• _Brief_
Scan the records below. List lines holding "dear".

• _Records shown_
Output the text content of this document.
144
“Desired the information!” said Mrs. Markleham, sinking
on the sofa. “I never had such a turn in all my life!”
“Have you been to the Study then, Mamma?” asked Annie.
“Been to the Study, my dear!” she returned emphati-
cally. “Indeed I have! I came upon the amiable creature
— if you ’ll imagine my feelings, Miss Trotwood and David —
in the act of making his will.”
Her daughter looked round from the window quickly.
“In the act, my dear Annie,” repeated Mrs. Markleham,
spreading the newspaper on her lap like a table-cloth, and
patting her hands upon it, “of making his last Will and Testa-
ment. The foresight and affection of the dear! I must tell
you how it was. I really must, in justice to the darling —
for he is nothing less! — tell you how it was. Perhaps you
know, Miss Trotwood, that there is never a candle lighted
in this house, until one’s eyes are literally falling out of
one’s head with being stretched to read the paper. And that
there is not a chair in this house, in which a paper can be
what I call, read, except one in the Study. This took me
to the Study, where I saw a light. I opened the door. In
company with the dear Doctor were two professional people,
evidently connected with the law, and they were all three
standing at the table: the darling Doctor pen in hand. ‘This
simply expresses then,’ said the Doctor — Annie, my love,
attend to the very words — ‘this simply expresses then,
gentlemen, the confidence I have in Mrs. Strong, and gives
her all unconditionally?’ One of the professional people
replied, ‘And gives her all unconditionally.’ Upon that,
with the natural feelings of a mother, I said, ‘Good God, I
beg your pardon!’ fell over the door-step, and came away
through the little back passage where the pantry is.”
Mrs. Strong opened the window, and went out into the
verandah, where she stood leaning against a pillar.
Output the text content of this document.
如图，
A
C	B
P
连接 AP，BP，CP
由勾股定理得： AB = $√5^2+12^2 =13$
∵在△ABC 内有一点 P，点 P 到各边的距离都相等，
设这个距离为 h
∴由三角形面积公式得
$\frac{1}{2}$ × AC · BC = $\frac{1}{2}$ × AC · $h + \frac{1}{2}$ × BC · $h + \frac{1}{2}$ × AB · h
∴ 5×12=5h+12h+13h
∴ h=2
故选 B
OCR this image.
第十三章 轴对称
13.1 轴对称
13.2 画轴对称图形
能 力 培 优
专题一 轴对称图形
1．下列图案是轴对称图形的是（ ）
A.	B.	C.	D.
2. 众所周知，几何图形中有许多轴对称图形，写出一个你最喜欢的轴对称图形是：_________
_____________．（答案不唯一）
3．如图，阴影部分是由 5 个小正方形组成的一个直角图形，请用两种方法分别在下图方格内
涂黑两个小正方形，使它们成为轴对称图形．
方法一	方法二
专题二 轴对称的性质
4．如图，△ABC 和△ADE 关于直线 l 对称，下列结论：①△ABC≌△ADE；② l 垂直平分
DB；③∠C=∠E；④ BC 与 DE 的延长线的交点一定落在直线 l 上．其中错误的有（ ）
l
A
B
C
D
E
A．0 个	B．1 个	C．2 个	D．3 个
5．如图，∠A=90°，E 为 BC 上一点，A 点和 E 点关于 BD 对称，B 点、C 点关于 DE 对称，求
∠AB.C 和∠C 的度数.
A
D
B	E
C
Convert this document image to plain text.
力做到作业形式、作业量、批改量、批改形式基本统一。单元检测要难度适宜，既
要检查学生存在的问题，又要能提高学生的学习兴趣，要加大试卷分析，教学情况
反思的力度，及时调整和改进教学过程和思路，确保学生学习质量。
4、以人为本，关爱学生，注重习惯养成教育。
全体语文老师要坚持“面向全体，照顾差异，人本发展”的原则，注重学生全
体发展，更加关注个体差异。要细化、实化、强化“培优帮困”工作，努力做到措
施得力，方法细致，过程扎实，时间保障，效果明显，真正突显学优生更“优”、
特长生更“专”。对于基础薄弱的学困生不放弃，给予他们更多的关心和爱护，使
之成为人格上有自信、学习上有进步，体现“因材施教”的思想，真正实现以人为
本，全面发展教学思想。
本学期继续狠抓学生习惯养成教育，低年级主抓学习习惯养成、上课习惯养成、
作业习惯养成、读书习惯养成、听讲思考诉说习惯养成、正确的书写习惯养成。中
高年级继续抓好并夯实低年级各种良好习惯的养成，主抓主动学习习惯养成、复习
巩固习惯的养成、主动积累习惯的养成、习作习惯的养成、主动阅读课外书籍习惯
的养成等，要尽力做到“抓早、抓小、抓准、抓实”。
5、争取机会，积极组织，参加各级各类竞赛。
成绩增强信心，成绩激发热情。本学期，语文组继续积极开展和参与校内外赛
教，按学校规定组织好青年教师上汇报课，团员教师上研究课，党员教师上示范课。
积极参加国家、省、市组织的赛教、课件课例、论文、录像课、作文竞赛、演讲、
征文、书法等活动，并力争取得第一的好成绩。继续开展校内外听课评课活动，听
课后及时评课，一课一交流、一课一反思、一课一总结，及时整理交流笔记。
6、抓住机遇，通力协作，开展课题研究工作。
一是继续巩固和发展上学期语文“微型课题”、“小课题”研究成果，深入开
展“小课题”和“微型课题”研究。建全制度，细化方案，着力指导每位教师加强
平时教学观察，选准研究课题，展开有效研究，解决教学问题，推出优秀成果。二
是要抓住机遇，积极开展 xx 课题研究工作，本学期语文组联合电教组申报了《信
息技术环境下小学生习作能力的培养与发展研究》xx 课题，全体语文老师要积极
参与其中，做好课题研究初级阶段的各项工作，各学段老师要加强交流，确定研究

• _Written reply_
“Been to the Study, my dear!” she returned emphati-
“In the act, my dear Annie,” repeated Mrs. Markleham,
ment. The foresight and affection of the dear! I must tell
company with the dear Doctor were two professional people,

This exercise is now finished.